Work to complete:
Retype the records below exactly as they appear.

===== Exercise data =====

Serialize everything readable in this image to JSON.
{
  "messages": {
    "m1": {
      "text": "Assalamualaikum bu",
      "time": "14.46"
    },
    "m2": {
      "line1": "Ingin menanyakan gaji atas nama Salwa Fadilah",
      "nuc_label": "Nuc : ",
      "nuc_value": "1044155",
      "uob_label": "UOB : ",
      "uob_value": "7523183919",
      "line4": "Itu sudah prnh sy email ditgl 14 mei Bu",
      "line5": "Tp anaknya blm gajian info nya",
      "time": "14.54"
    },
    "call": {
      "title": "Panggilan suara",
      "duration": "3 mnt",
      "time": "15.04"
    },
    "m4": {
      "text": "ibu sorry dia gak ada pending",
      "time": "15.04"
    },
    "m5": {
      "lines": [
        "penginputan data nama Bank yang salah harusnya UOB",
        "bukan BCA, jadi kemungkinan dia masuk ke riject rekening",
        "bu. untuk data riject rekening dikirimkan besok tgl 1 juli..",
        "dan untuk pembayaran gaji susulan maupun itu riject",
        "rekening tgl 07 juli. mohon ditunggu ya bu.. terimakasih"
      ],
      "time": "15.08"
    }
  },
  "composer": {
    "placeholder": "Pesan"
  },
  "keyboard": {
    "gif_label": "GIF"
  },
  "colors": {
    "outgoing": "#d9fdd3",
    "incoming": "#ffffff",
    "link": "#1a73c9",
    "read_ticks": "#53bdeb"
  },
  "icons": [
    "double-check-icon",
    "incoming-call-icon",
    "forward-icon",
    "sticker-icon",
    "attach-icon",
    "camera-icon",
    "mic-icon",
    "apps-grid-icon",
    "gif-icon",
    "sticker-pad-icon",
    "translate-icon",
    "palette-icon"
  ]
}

=====

Response:
Serialize everything readable in this image to JSON.
{
  "messages": {
    "m1": {
      "text": "Assalamualaikum bu",
      "time": "14.46"
    },
    "m2": {
      "line1": "Ingin menanyakan gaji atas nama Salwa Fadilah",
      "nuc_label": "Nuc : ",
      "nuc_value": "1044155",
      "uob_label": "UOB : ",
      "uob_value": "7523183919",
      "line4": "Itu sudah prnh sy email ditgl 14 mei Bu",
      "line5": "Tp anaknya blm gajian info nya",
      "time": "14.54"
    },
    "call": {
      "title": "Panggilan suara",
      "duration": "3 mnt",
      "time": "15.04"
    },
    "m4": {
      "text": "ibu sorry dia gak ada pending",
      "time": "15.04"
    },
    "m5": {
      "lines": [
        "penginputan data nama Bank yang salah harusnya UOB",
        "bukan BCA, jadi kemungkinan dia masuk ke riject rekening",
        "bu. untuk data riject rekening dikirimkan besok tgl 1 juli..",
        "dan untuk pembayaran gaji susulan maupun itu riject",
        "rekening tgl 07 juli. mohon ditunggu ya bu.. terimakasih"
      ],
      "time": "15.08"
    }
  },
  "composer": {
    "placeholder": "Pesan"
  },
  "keyboard": {
    "gif_label": "GIF"
  },
  "colors": {
    "outgoing": "#d9fdd3",
    "incoming": "#ffffff",
    "link": "#1a73c9",
    "read_ticks": "#53bdeb"
  },
  "icons": [
    "double-check-icon",
    "incoming-call-icon",
    "forward-icon",
    "sticker-icon",
    "attach-icon",
    "camera-icon",
    "mic-icon",
    "apps-grid-icon",
    "gif-icon",
    "sticker-pad-icon",
    "translate-icon",
    "palette-icon"
  ]
}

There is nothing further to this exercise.